All That and a Bag of Mail: My Dream Foursome
It's mailbag time and by the time you read this I'll be teeing off in a charity golf tournament at Legends Golf Course here in Nashville.
But I suspect there will also be some good SEC news that is bouncing around all over the Internets. OKTC will be there to cover it live next week. Check Twitter if you want to know what I'm talking about.
In the meantime, the mailbag is off and rolling on Friday as always. Even if I'm in the process of posting a solid 100 on the golf course.
Our beaver pelt trader of the week is 3HL listener and OKTC reader Brandt Snedeker, who I took at 30-1 odds to win the Masters; he had a good first day so I'm going to presumptively crown him beaver pelt trader of the week in hopes it will carry him on to victory and help to make me some serious money.
Good luck Brandt.
On to the mailbag:
Casey S. writes:
"Who would be your dream foursome (golf) and who would be your nightmare foursome (golf)?"
I love that you had to put (golf) in the parenthetical here. Because otherwise you worried I might have answered as a sex foursome. And the answer would clearly be, on behalf of gay Muslims everywhere, Kliff Kingsbury, Bradley Cooper, and Ryan Gosling.

SOURCE EXCERPT =
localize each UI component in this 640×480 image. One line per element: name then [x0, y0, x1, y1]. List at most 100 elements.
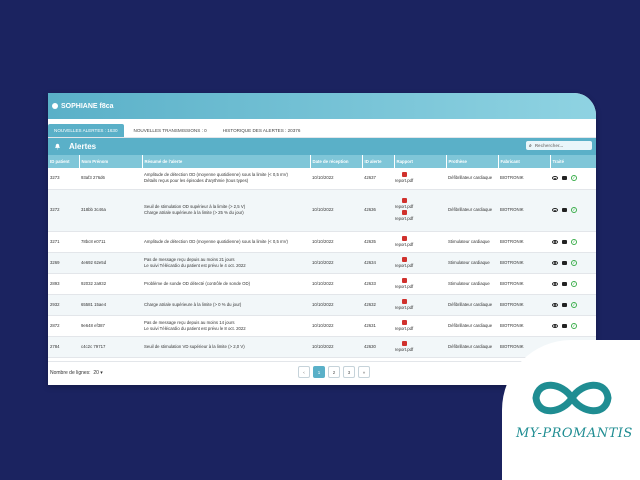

TASK INSTRUCTIONS =
1. Answer these about the mailbag column:
(a) Where is the charity golf tournament being played?
(b) At what odds did the writer take Brandt Snedeker to win the Masters?
(c) Who sent in the question about a dream foursome?
2. Extend the mailbag column, picking up right after its last sentence.

RESPONSES =
1.
(a) At Legends Golf Course in Nashville.
(b) 30-1.
(c) Casey S.

2.
I debated the golf foursome question for a while and then decided it would be the following three people in no particular order:
1. Bill Clinton
I love Bill Clinton and I think his stories would be amazing. (Also, I don't care what political party you're in, if you don't love Bill Clinton, you probably suck.)
2. Charles Barkley
I've been fortunate enough to go out drinking with Charles Barkley several times, but I've never gotten to golf with him. I think it would be pretty outstanding.
3. Larry David
Larry David is the funniest man on television and he loves golf. Can you imagine putting him in a foursome with Bill Clinton and Charles Barkley. You know Clinton would want a gimme putt at some point and David wouldn't give it to him, right?
This would be my ideal foursome.
My nightmare foursome would be:
1. My wife
My wife decided that golf would be something we could do together as a couple. But she is the worst golfer on earth. Worse than that, she's awful and incredibly deliberate. So every shot takes her five minutes and then it travels about five feet. There is a 100% chance we'd get divorced if we had to play 18 holes every week together. She would also divorce me if we had to take a canoe trip together. A few years ago I tipped us over in a canoe and I thought she was going to murder me with her paddle.
I'm not even kidding about this.
She would agree with all of this golf analysis, by the way. The last time we played was 2003 -- our 18 hole round took six hours and ended with her screaming at the men behind us for playing too close -- and I don't believe she has been on a golf course since.
2. Nancy Grace
Unless she would die of heatstroke on the second hole.
In which case I would move her up to my dream foursome.
3. Al Sharpton
Just what I need on my golf round, the most politically correct preacher in America. Y'all may be surprised by this, but politically correct preachers and me don't necessarily get along that well.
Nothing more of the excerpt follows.